- _Given instruction_
Extract every line of the material below and reproduce it faithfully.

# Records start

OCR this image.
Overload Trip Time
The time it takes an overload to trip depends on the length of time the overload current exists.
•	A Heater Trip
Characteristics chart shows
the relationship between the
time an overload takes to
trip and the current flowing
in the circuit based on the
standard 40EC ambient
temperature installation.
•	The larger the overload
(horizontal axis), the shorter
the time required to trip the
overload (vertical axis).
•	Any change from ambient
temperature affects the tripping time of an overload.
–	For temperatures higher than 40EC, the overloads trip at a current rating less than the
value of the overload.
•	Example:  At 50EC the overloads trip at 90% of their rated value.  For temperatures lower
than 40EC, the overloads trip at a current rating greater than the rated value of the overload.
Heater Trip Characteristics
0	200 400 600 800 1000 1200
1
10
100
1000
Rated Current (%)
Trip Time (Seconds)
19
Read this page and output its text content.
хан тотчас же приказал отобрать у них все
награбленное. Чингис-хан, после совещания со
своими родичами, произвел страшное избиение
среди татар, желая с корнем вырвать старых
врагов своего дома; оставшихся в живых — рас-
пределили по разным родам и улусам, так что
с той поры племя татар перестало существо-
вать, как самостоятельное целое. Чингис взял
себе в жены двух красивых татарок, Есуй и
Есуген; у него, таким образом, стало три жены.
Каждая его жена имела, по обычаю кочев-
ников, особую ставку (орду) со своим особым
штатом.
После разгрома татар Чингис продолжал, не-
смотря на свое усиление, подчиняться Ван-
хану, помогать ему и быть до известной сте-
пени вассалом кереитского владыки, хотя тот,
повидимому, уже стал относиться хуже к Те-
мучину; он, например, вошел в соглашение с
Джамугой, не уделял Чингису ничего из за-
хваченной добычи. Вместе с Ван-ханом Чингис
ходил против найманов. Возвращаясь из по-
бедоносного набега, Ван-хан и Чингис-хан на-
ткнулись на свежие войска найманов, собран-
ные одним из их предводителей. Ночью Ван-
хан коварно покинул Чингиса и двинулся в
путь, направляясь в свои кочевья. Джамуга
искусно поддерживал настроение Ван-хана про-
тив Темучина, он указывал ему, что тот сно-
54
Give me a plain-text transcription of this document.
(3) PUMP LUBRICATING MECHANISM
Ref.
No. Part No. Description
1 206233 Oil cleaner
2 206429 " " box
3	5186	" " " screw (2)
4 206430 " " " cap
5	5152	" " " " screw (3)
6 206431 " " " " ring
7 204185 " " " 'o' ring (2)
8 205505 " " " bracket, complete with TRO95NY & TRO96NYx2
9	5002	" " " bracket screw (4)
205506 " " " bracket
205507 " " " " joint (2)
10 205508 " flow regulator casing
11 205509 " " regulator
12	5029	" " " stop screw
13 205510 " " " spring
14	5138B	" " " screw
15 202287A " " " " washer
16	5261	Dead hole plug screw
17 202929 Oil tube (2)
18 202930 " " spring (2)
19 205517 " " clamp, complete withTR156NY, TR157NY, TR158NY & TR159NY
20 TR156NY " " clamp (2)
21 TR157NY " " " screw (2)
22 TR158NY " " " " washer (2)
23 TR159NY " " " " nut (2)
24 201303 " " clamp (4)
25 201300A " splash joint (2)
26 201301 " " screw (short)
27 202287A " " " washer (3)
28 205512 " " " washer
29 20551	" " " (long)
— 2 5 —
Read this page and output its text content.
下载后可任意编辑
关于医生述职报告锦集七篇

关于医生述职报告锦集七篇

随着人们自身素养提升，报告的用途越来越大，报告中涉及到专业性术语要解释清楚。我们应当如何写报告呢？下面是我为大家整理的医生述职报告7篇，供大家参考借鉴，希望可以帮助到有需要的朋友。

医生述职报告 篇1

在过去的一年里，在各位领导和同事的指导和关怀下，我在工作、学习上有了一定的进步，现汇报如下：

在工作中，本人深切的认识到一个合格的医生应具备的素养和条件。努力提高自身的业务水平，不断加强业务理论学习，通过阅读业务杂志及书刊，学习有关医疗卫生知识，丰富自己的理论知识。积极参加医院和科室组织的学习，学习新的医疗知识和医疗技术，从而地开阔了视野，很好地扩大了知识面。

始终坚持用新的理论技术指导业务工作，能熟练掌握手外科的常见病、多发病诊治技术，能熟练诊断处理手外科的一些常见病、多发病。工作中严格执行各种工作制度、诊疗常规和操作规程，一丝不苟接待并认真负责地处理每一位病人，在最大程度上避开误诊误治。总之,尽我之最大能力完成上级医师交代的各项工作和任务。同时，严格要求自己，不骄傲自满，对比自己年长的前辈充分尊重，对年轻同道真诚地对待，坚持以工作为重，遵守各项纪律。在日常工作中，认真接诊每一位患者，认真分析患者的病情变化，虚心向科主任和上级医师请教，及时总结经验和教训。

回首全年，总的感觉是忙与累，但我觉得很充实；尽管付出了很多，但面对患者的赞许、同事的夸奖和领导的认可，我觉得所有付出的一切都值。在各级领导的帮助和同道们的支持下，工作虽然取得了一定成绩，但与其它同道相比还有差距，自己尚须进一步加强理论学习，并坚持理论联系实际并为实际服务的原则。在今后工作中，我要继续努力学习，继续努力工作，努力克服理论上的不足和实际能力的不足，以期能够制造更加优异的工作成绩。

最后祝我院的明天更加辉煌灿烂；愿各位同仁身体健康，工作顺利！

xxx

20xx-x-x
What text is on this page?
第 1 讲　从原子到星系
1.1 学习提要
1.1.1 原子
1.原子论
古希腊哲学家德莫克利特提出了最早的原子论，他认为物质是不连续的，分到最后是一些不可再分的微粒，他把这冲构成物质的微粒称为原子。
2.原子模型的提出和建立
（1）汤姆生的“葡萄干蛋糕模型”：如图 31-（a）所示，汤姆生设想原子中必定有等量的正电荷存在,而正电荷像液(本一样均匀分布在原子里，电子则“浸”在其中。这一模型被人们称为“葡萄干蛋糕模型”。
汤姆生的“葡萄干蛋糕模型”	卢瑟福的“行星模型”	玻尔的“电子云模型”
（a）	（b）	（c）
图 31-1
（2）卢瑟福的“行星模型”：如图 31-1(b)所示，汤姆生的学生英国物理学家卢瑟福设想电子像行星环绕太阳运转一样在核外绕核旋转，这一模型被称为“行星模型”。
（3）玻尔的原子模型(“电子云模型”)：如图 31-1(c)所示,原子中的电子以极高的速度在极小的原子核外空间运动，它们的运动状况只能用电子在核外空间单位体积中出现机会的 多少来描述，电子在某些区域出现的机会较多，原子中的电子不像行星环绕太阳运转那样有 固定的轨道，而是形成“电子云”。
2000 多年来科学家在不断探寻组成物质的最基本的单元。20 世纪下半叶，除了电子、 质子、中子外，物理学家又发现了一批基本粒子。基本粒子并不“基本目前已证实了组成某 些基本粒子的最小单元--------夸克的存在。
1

# Records end

- _Response to this task_
OCR this image.
Overload Trip Time
The time it takes an overload to trip depends on the length of time the overload current exists.
•	A Heater Trip
Characteristics chart shows
the relationship between the
time an overload takes to
trip and the current flowing
in the circuit based on the
standard 40EC ambient
temperature installation.
•	The larger the overload
(horizontal axis), the shorter
the time required to trip the
overload (vertical axis).
•	Any change from ambient
temperature affects the tripping time of an overload.
–	For temperatures higher than 40EC, the overloads trip at a current rating less than the
value of the overload.
•	Example:  At 50EC the overloads trip at 90% of their rated value.  For temperatures lower
than 40EC, the overloads trip at a current rating greater than the rated value of the overload.
Heater Trip Characteristics
0	200 400 600 800 1000 1200
1
10
100
1000
Rated Current (%)
Trip Time (Seconds)
19
Read this page and output its text content.
хан тотчас же приказал отобрать у них все
награбленное. Чингис-хан, после совещания со
своими родичами, произвел страшное избиение
среди татар, желая с корнем вырвать старых
врагов своего дома; оставшихся в живых — рас-
пределили по разным родам и улусам, так что
с той поры племя татар перестало существо-
вать, как самостоятельное целое. Чингис взял
себе в жены двух красивых татарок, Есуй и
Есуген; у него, таким образом, стало три жены.
Каждая его жена имела, по обычаю кочев-
ников, особую ставку (орду) со своим особым
штатом.
После разгрома татар Чингис продолжал, не-
смотря на свое усиление, подчиняться Ван-
хану, помогать ему и быть до известной сте-
пени вассалом кереитского владыки, хотя тот,
повидимому, уже стал относиться хуже к Те-
мучину; он, например, вошел в соглашение с
Джамугой, не уделял Чингису ничего из за-
хваченной добычи. Вместе с Ван-ханом Чингис
ходил против найманов. Возвращаясь из по-
бедоносного набега, Ван-хан и Чингис-хан на-
ткнулись на свежие войска найманов, собран-
ные одним из их предводителей. Ночью Ван-
хан коварно покинул Чингиса и двинулся в
путь, направляясь в свои кочевья. Джамуга
искусно поддерживал настроение Ван-хана про-
тив Темучина, он указывал ему, что тот сно-
54
Give me a plain-text transcription of this document.
(3) PUMP LUBRICATING MECHANISM
Ref.
No. Part No. Description
1 206233 Oil cleaner
2 206429 " " box
3	5186	" " " screw (2)
4 206430 " " " cap
5	5152	" " " " screw (3)
6 206431 " " " " ring
7 204185 " " " 'o' ring (2)
8 205505 " " " bracket, complete with TRO95NY & TRO96NYx2
9	5002	" " " bracket screw (4)
205506 " " " bracket
205507 " " " " joint (2)
10 205508 " flow regulator casing
11 205509 " " regulator
12	5029	" " " stop screw
13 205510 " " " spring
14	5138B	" " " screw
15 202287A " " " " washer
16	5261	Dead hole plug screw
17 202929 Oil tube (2)
18 202930 " " spring (2)
19 205517 " " clamp, complete withTR156NY, TR157NY, TR158NY & TR159NY
20 TR156NY " " clamp (2)
21 TR157NY " " " screw (2)
22 TR158NY " " " " washer (2)
23 TR159NY " " " " nut (2)
24 201303 " " clamp (4)
25 201300A " splash joint (2)
26 201301 " " screw (short)
27 202287A " " " washer (3)
28 205512 " " " washer
29 20551	" " " (long)
— 2 5 —
Read this page and output its text content.
下载后可任意编辑
关于医生述职报告锦集七篇

关于医生述职报告锦集七篇

随着人们自身素养提升，报告的用途越来越大，报告中涉及到专业性术语要解释清楚。我们应当如何写报告呢？下面是我为大家整理的医生述职报告7篇，供大家参考借鉴，希望可以帮助到有需要的朋友。

医生述职报告 篇1

在过去的一年里，在各位领导和同事的指导和关怀下，我在工作、学习上有了一定的进步，现汇报如下：

在工作中，本人深切的认识到一个合格的医生应具备的素养和条件。努力提高自身的业务水平，不断加强业务理论学习，通过阅读业务杂志及书刊，学习有关医疗卫生知识，丰富自己的理论知识。积极参加医院和科室组织的学习，学习新的医疗知识和医疗技术，从而地开阔了视野，很好地扩大了知识面。

始终坚持用新的理论技术指导业务工作，能熟练掌握手外科的常见病、多发病诊治技术，能熟练诊断处理手外科的一些常见病、多发病。工作中严格执行各种工作制度、诊疗常规和操作规程，一丝不苟接待并认真负责地处理每一位病人，在最大程度上避开误诊误治。总之,尽我之最大能力完成上级医师交代的各项工作和任务。同时，严格要求自己，不骄傲自满，对比自己年长的前辈充分尊重，对年轻同道真诚地对待，坚持以工作为重，遵守各项纪律。在日常工作中，认真接诊每一位患者，认真分析患者的病情变化，虚心向科主任和上级医师请教，及时总结经验和教训。

回首全年，总的感觉是忙与累，但我觉得很充实；尽管付出了很多，但面对患者的赞许、同事的夸奖和领导的认可，我觉得所有付出的一切都值。在各级领导的帮助和同道们的支持下，工作虽然取得了一定成绩，但与其它同道相比还有差距，自己尚须进一步加强理论学习，并坚持理论联系实际并为实际服务的原则。在今后工作中，我要继续努力学习，继续努力工作，努力克服理论上的不足和实际能力的不足，以期能够制造更加优异的工作成绩。

最后祝我院的明天更加辉煌灿烂；愿各位同仁身体健康，工作顺利！

xxx

20xx-x-x
What text is on this page?
第 1 讲　从原子到星系
1.1 学习提要
1.1.1 原子
1.原子论
古希腊哲学家德莫克利特提出了最早的原子论，他认为物质是不连续的，分到最后是一些不可再分的微粒，他把这冲构成物质的微粒称为原子。
2.原子模型的提出和建立
（1）汤姆生的“葡萄干蛋糕模型”：如图 31-（a）所示，汤姆生设想原子中必定有等量的正电荷存在,而正电荷像液(本一样均匀分布在原子里，电子则“浸”在其中。这一模型被人们称为“葡萄干蛋糕模型”。
汤姆生的“葡萄干蛋糕模型”	卢瑟福的“行星模型”	玻尔的“电子云模型”
（a）	（b）	（c）
图 31-1
（2）卢瑟福的“行星模型”：如图 31-1(b)所示，汤姆生的学生英国物理学家卢瑟福设想电子像行星环绕太阳运转一样在核外绕核旋转，这一模型被称为“行星模型”。
（3）玻尔的原子模型(“电子云模型”)：如图 31-1(c)所示,原子中的电子以极高的速度在极小的原子核外空间运动，它们的运动状况只能用电子在核外空间单位体积中出现机会的 多少来描述，电子在某些区域出现的机会较多，原子中的电子不像行星环绕太阳运转那样有 固定的轨道，而是形成“电子云”。
2000 多年来科学家在不断探寻组成物质的最基本的单元。20 世纪下半叶，除了电子、 质子、中子外，物理学家又发现了一批基本粒子。基本粒子并不“基本目前已证实了组成某 些基本粒子的最小单元--------夸克的存在。
1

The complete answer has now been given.